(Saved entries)
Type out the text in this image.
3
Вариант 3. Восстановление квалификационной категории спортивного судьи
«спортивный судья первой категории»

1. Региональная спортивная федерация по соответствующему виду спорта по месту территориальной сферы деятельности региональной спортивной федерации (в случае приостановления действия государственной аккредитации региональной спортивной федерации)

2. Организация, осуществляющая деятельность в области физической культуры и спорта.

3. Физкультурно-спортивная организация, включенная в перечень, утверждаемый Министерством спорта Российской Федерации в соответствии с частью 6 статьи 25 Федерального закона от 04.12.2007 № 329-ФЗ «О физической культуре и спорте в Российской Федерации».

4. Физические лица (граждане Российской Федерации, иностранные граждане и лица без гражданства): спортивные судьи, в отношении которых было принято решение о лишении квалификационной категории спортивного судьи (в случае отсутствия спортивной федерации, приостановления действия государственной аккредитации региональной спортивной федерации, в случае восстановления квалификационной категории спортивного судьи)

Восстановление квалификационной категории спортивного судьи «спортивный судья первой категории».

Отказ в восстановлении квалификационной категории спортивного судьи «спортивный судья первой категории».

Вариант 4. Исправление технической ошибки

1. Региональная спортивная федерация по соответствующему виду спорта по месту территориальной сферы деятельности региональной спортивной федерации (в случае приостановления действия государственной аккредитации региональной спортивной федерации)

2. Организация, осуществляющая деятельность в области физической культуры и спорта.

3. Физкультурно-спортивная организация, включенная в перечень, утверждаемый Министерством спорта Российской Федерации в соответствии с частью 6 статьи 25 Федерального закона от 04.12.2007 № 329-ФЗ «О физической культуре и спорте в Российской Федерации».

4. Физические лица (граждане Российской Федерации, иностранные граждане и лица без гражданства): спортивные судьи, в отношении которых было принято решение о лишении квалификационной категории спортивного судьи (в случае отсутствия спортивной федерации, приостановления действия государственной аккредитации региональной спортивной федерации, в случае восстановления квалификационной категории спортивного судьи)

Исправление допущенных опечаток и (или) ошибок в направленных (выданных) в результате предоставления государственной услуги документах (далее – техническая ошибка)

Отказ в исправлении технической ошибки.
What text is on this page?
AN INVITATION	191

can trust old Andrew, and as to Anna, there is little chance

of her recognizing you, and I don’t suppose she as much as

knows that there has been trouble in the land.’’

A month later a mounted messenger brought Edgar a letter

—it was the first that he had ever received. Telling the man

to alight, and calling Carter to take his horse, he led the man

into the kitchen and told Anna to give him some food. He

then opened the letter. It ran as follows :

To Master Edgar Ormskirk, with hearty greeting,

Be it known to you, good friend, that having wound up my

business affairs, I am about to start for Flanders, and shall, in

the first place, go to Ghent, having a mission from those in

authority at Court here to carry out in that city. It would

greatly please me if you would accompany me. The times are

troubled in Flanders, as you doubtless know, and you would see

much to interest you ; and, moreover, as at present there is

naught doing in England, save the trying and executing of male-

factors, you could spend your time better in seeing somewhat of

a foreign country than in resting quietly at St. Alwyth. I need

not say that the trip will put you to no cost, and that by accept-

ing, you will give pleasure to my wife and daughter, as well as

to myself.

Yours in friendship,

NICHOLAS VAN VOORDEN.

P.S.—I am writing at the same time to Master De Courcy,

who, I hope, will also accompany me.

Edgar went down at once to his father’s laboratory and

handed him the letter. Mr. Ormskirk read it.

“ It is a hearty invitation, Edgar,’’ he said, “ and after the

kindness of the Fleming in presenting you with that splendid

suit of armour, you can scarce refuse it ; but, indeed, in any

Written instruction – Pick out the lines containing the string "первой" and show them.

The completed task –
«спортивный судья первой категории»
Восстановление квалификационной категории спортивного судьи «спортивный судья первой категории».
Отказ в восстановлении квалификационной категории спортивного судьи «спортивный судья первой категории».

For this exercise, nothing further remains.